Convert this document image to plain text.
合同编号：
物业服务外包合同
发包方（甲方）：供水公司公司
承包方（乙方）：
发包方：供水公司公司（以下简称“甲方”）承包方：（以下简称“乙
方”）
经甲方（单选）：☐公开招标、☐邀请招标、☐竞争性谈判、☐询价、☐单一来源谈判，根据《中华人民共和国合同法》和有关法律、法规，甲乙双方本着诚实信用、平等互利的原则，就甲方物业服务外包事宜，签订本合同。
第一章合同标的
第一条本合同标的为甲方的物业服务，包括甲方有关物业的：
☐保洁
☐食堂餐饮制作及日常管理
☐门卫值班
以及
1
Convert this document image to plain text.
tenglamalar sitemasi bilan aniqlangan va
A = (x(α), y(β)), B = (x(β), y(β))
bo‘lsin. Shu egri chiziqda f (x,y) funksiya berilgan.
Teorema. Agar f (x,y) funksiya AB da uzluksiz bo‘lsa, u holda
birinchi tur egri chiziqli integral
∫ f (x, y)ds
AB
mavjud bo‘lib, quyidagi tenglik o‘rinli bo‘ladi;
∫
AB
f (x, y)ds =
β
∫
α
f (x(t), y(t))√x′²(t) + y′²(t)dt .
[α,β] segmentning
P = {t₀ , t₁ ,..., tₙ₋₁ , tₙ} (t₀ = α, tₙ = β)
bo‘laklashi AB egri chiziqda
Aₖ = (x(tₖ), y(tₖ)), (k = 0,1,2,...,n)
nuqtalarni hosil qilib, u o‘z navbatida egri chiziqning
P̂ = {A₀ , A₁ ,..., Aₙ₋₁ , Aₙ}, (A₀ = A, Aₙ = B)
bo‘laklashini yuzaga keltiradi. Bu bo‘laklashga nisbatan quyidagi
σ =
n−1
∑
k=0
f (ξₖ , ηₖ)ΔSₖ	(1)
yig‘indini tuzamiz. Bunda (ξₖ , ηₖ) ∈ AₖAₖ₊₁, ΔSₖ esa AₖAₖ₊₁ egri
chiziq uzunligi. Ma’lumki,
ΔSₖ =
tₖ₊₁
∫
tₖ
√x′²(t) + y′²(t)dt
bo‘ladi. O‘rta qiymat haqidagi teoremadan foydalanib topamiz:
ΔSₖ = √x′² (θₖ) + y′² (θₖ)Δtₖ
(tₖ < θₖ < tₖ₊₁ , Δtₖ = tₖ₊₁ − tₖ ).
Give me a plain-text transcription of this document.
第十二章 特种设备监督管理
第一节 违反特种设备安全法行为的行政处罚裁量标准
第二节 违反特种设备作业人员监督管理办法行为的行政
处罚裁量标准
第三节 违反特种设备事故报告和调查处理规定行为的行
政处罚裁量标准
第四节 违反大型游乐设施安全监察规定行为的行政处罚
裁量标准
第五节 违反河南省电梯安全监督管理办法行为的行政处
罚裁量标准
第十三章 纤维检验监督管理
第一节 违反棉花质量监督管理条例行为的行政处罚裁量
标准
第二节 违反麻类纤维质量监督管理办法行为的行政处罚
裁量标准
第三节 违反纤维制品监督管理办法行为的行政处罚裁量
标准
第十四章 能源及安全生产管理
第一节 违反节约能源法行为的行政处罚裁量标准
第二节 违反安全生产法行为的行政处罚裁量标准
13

--

Everything from the line containing "Give me a plain-text" to the last line of the entries above should be quoted exactly, and only that.

Give me a plain-text transcription of this document.
第十二章 特种设备监督管理
第一节 违反特种设备安全法行为的行政处罚裁量标准
第二节 违反特种设备作业人员监督管理办法行为的行政
处罚裁量标准
第三节 违反特种设备事故报告和调查处理规定行为的行
政处罚裁量标准
第四节 违反大型游乐设施安全监察规定行为的行政处罚
裁量标准
第五节 违反河南省电梯安全监督管理办法行为的行政处
罚裁量标准
第十三章 纤维检验监督管理
第一节 违反棉花质量监督管理条例行为的行政处罚裁量
标准
第二节 违反麻类纤维质量监督管理办法行为的行政处罚
裁量标准
第三节 违反纤维制品监督管理办法行为的行政处罚裁量
标准
第十四章 能源及安全生产管理
第一节 违反节约能源法行为的行政处罚裁量标准
第二节 违反安全生产法行为的行政处罚裁量标准
13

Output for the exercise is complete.